On the other hand, if we were to remove n from the type (and replace it with |a| in line 7), it would have been inferred from line 5... and we'd still get the error! Moreover, a single hidden parameter is used for both a and retval since they are known to have the same size.

You can find more examples, as well as details on the systems of equations that are created and how their solutions are interpreted here.
Contracts + Generators = Property-Based Testing

Well, not exactly, but they should come close enough! We've already seen contracts in factorial and de Casteljau. The idea is that once you've specified the preconditions, postconditions and invariants of your functions and classes, all you need is some way to automatically generate large amounts of input to exercise them.

Arcadia will come with a standard library of generators for creating random instances of most standard types, plus reflection-based mechanisms for creating generators for new types automatically or writing your own from scratch. Additional features like tweaking the probability with which each instance is generated, generating instances of specific size or generating "simpler" instances from existing ones will also be supported.

Testing stateful code will be supported using techniques inspired from this. Although I may not go as far as model-based testing.

An accompanying tool will be responsible for generating and using a configurable number of test cases on the selected software components and reporting on the results.

Unit and property-based testing will supplement each other nicely. While unit tests focus on the concrete output of a handful of inputs where the latter is known in advance, property-based testing will lend itself to testing abstract properties over a larger set of inputs.
Automated Benchmarks

Basically what automated benchmarks will do is apply the methodology used for physics experiments to measure program performance. Although this is not new, I'm not aware of any language or tool that does it automatically.

The idea is relatively simple: Suppose you know the computational complexity of your function because you proved it, or because this is a published algorithm and someone else did. You want to know the constant factors hidden in the Big O notation so that you know how your implementation fairs compared to others or to extrapolate how it will perform for some input you can't test. Or maybe you just want something more reliable than a measurement for a single data point.

So you provide a set of inputs for which to sample the performance of your function (preferably spanning its entire input space) and you write the formula corresponding to that complexity but without removing the constant factors — the model.

If needed, you supply one more function mapping inputs to their size (e.g. for a sort function the arrays may be mapped to their length).

* [RECORDS SUPPLIED]:
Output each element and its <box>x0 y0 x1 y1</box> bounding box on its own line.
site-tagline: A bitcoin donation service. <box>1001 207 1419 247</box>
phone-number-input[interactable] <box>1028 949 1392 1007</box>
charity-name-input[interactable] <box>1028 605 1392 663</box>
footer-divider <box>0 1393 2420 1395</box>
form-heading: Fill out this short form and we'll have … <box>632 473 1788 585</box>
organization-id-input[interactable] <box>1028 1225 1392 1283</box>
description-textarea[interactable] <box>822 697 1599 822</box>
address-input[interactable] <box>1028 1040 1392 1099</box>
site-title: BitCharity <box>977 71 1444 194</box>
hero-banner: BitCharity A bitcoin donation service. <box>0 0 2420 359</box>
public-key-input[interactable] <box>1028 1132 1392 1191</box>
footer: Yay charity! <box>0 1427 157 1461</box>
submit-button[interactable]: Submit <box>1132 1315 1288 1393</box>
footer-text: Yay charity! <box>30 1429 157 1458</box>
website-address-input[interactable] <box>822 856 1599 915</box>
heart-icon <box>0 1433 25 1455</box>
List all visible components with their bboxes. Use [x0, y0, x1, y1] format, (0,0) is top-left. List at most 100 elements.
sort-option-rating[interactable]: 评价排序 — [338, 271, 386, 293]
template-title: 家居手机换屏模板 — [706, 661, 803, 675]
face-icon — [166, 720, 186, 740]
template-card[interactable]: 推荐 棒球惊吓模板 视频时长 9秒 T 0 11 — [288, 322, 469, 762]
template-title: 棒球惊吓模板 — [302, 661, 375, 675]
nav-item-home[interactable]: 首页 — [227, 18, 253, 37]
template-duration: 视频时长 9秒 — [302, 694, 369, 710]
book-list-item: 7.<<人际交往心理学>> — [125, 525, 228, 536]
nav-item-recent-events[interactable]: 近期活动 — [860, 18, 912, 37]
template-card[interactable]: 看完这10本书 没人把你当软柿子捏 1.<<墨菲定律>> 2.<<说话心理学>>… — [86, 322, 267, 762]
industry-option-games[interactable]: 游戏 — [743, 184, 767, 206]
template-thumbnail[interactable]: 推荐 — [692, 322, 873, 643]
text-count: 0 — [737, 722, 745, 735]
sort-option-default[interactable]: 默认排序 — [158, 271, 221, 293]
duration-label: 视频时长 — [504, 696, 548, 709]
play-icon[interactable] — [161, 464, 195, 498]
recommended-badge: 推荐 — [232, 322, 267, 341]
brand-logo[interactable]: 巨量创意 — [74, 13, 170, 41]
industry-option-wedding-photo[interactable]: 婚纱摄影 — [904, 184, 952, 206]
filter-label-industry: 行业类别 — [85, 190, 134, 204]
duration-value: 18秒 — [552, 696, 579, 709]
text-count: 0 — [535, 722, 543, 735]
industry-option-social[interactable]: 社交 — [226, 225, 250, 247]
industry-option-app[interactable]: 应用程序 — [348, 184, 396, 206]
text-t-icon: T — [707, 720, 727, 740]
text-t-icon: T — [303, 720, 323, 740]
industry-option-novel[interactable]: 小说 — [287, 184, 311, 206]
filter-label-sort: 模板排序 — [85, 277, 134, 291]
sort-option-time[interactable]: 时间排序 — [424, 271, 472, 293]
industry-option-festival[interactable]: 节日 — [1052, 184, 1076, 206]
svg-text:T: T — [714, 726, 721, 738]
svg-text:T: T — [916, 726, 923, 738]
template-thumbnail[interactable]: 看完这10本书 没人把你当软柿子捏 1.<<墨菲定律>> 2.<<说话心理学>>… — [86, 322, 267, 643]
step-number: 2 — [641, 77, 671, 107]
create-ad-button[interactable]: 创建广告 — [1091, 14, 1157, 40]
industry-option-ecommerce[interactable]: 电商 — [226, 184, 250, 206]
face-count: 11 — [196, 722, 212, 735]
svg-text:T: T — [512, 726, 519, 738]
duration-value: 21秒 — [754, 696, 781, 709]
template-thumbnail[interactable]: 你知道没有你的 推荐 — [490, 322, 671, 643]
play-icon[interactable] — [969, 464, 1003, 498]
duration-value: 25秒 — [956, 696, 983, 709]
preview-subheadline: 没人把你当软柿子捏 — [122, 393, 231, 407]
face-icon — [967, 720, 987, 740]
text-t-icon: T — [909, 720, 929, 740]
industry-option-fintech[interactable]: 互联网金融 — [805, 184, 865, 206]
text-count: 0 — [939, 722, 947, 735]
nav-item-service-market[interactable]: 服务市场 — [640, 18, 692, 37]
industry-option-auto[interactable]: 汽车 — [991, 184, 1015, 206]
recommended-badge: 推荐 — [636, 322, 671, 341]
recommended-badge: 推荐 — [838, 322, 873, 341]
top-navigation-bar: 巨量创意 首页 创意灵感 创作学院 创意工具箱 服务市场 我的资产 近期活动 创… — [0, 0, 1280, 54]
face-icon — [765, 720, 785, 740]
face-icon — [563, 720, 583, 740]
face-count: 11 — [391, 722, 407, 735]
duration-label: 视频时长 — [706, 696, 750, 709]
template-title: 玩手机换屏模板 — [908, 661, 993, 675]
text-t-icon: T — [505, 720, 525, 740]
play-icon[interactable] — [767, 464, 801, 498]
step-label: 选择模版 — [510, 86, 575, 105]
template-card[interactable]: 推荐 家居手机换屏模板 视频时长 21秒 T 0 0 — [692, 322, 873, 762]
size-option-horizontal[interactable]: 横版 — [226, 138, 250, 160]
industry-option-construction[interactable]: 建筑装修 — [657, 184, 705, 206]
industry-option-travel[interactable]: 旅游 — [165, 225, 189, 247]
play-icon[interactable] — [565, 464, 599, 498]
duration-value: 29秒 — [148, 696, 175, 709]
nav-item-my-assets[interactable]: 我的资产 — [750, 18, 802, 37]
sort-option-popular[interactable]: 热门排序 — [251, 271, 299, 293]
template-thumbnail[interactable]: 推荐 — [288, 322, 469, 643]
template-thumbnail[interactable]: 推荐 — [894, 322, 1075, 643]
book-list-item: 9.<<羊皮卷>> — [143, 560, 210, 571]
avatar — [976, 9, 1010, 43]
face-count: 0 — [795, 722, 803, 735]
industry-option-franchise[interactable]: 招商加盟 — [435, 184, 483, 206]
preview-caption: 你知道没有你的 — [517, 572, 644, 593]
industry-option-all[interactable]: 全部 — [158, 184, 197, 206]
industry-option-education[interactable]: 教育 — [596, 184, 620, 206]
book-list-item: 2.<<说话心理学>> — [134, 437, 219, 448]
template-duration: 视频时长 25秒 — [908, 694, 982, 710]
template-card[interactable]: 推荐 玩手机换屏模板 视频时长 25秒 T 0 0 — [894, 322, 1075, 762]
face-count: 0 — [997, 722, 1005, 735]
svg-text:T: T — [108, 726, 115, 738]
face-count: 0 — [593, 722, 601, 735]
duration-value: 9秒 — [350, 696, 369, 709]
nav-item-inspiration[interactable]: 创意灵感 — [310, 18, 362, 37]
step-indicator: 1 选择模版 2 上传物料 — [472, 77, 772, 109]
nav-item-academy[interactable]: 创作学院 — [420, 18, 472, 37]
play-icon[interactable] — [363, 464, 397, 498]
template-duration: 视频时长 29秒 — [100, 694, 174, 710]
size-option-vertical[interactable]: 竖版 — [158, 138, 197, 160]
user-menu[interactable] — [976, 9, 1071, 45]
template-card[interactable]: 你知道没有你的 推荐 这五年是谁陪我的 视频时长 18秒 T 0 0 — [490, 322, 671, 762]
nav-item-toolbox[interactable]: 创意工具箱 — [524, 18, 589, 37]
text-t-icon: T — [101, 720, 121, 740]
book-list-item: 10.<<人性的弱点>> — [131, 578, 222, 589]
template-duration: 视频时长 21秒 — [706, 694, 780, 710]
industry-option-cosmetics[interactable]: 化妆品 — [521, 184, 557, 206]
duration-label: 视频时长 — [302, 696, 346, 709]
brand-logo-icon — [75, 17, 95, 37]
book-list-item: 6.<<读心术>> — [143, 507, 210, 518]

* [WHAT IS ASKED]:
a. According to the Arcadia excerpt, which additional features will be supported for generators, beyond the standard library and the reflection-based mechanisms?
b. Write the next part of the Arcadia excerpt, picking up after its final sentence about mapping inputs to their size.
The listing plays no part in what follows and can be left aside.

* [ANSWERS IN ORDER]:
a.
- Tweaking the probability with which each instance is generated
- Generating instances of a specific size
- Generating "simpler" instances from existing ones

b.
When you invoke the benchmarks, your function will be called multiple times for each input and the running time (or some other property like memory footprint) logged. Once all the values are collected, a linear regression algorithm will calculate the most probable values for your model's parameters and the corresponding confidence intervals. A plot will be presented with both the collected data and the fitted model so that you can compare theoretical and actual performance, spot outliers, etc.

Theoretically we can use symbolic regression so that the model is not specified at all, but re-implementing Eureqa is outside the scope of this project. :) Besides, linear models are enough for most practical complexity classes (e.g. O(n⋅lg n) still corresponds to a linear model since the unknown is not in the base of the logarithm) and linearization is also an option.

This has multiple applications from comparing different implementations to finding the right threshold to switch between sequential and parallel execution.

To give you a rough idea about what such a plot could look like, I'm including a simplified version of one I created manually back in 2014.

Here 3 different algorithms for removing duplicates from a vector of integers without altering the order of those integers are compared. The all-pairs method tests all pairs for equality, the hash-table method puts them in an unordered_set container and the indirect-sort method creates a vector of indices to the original and sorts it. All algorithms are implemented in C++.

We can see as expected that testing all pairs is faster than sorting for small arrays, but gets surpassed by indirect-sort when size reaches 147 elements. Perhaps less obvious is the fact that sorting is faster than putting in a hash table for arrays smaller than around 338844 elements. The latter intersection didn't fit into the graph.
Extensibility

No design can cover everything, so it's important for a language to provide tools for creating great libraries. Although the ingenious library builder can do miracles towards approaching the target domain with just the basest form of operator overloading and/or definition, more powerful mechanisms may mean less projects like Qt and ODB go the pre-processor / compiler way.

Arcadia is being designed from the ground up to provide extensible syntax and semantics. In fact, everything that you've seen so far will be the initial language matching the symbol table contents at compiler startup. From there on, loading/unloading modules and/or defining/undefining symbols of operator type can modify the language.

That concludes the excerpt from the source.